**Set exercise**
Nothing but the line with "Transcribe this image's" and the lines after it, through the end of the records below, is to be repeated, exactly as it is.

**Input rows**
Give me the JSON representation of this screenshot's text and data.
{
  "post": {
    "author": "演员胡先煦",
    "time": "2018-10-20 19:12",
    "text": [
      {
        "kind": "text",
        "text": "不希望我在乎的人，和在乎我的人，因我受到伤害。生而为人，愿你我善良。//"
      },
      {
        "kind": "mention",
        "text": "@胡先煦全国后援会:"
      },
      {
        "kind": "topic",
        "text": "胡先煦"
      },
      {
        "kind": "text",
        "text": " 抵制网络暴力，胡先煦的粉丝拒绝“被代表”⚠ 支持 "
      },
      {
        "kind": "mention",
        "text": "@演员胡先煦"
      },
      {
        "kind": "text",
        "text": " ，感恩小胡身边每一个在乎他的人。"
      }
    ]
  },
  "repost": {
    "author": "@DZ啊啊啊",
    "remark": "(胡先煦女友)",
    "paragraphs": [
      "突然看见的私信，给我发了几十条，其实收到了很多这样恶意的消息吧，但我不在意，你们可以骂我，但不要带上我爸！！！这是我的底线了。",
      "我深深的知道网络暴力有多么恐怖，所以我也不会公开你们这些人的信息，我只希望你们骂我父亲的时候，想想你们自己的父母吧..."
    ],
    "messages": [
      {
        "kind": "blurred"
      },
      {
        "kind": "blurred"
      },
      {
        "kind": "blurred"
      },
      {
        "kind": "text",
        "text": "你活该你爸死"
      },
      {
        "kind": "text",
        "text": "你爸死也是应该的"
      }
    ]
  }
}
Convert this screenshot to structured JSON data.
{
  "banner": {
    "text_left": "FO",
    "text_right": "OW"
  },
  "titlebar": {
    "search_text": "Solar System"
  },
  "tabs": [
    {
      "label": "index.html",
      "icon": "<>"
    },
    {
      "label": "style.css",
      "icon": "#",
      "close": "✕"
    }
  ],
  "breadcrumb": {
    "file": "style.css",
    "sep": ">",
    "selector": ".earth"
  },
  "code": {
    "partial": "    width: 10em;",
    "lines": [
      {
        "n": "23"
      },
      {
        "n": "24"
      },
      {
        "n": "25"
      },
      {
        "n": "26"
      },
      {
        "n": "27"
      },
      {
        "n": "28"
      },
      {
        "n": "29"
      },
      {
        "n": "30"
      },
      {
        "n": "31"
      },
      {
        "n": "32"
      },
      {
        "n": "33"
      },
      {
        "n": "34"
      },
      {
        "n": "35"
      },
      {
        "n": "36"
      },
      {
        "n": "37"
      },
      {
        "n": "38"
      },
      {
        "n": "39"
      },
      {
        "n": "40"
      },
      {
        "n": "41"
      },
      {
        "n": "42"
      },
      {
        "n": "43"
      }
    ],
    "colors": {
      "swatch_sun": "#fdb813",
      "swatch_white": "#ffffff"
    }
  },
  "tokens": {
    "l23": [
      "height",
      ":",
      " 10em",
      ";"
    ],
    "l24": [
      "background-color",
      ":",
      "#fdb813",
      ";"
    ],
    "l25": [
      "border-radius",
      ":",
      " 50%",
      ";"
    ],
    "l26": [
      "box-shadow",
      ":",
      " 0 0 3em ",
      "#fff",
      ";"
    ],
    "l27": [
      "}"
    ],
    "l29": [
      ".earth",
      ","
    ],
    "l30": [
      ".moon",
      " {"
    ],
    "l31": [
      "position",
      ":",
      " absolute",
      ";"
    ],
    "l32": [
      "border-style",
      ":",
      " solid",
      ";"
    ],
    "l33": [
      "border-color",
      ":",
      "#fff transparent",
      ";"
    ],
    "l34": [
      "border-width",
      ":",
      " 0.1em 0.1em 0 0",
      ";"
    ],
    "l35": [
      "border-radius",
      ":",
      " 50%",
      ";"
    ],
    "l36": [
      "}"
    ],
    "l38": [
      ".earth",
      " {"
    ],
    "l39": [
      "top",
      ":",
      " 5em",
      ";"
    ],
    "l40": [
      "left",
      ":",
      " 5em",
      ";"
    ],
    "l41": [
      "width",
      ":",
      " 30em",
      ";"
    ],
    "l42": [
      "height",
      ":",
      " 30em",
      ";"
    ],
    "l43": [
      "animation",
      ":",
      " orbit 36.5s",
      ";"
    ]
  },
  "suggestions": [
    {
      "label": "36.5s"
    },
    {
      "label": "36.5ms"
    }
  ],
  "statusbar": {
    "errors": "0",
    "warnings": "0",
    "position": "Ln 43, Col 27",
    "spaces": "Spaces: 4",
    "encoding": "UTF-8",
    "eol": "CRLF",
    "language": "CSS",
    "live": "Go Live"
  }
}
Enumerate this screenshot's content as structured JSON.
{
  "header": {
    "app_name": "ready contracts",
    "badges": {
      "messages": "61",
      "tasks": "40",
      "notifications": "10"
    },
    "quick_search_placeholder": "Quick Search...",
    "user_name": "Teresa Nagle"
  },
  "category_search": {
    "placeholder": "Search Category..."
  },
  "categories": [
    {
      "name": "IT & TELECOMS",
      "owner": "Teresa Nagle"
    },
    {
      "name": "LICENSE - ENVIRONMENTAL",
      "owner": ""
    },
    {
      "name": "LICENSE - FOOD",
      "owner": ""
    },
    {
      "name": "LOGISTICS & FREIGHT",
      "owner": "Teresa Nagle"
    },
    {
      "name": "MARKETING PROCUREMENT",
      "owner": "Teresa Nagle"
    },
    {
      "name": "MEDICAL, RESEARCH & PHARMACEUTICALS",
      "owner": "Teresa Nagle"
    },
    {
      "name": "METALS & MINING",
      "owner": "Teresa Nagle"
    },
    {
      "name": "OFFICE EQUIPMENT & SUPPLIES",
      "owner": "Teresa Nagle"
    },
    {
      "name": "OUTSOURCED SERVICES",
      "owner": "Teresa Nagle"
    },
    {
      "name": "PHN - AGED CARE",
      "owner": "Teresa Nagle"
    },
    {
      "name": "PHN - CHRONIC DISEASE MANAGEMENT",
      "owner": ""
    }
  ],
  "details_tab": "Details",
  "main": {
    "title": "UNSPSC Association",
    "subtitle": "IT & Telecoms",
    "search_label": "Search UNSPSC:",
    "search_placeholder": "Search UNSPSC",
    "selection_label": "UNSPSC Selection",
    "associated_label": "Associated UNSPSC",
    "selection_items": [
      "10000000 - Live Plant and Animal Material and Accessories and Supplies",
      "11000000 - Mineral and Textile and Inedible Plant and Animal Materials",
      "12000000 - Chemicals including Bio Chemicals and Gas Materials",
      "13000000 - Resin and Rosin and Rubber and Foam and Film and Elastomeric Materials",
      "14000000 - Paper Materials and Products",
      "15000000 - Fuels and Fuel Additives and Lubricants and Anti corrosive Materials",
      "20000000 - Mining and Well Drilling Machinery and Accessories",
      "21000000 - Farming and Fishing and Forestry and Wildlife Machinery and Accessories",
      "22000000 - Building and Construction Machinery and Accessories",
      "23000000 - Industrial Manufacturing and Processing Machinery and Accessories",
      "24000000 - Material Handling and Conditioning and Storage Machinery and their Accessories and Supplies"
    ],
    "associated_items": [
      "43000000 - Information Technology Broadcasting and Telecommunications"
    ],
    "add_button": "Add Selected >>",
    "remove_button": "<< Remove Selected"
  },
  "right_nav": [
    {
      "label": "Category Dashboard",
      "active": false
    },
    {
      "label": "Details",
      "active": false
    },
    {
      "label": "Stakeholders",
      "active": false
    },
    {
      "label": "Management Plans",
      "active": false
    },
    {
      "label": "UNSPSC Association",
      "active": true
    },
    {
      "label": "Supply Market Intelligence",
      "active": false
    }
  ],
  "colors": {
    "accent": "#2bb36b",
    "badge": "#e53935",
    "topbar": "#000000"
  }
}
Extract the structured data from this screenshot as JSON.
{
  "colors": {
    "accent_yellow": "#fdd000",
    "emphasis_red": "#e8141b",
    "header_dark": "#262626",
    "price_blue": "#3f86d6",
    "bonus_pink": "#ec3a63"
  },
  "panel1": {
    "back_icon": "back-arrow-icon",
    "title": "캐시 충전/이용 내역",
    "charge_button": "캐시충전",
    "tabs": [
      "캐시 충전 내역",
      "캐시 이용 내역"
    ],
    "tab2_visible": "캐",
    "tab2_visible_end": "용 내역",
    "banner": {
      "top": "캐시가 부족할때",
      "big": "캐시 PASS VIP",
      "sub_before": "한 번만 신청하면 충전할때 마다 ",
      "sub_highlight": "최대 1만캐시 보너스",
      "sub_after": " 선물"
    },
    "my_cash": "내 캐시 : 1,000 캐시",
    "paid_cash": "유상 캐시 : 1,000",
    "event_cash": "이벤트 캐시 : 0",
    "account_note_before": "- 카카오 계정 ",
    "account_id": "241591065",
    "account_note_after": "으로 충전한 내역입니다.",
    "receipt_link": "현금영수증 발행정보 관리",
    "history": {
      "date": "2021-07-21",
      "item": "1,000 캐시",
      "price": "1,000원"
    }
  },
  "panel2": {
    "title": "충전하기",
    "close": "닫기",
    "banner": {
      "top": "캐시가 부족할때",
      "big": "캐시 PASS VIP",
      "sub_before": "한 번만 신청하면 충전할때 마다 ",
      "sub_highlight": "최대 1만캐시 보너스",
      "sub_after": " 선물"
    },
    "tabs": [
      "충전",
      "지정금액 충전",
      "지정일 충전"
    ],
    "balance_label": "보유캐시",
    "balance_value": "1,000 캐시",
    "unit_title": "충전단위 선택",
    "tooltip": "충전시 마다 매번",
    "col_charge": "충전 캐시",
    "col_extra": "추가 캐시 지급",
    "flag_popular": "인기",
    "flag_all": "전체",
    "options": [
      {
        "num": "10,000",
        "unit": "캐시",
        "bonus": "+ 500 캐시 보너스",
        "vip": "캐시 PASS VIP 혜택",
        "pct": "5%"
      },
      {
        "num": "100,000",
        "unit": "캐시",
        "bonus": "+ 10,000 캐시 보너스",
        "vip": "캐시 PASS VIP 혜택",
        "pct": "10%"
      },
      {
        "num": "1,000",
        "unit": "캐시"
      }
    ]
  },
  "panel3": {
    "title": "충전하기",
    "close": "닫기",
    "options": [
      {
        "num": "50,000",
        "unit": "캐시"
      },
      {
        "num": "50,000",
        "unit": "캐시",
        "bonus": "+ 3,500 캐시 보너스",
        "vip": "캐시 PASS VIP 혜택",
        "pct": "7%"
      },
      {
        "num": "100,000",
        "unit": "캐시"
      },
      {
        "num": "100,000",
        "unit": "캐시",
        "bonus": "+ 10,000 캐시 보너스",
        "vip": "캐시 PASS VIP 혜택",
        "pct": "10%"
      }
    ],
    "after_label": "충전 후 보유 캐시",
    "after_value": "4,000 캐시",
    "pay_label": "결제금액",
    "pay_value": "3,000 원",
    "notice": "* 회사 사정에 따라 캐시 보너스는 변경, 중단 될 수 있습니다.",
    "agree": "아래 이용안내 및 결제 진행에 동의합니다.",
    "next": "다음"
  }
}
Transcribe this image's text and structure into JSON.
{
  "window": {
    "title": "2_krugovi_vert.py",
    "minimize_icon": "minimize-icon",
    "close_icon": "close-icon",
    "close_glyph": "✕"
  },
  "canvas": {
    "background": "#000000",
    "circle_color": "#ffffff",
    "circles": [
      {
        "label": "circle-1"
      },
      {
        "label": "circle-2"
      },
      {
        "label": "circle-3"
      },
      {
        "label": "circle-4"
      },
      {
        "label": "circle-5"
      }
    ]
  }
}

**Written answer**
Transcribe this image's text and structure into JSON.
{
  "window": {
    "title": "2_krugovi_vert.py",
    "minimize_icon": "minimize-icon",
    "close_icon": "close-icon",
    "close_glyph": "✕"
  },
  "canvas": {
    "background": "#000000",
    "circle_color": "#ffffff",
    "circles": [
      {
        "label": "circle-1"
      },
      {
        "label": "circle-2"
      },
      {
        "label": "circle-3"
      },
      {
        "label": "circle-4"
      },
      {
        "label": "circle-5"
      }
    ]
  }
}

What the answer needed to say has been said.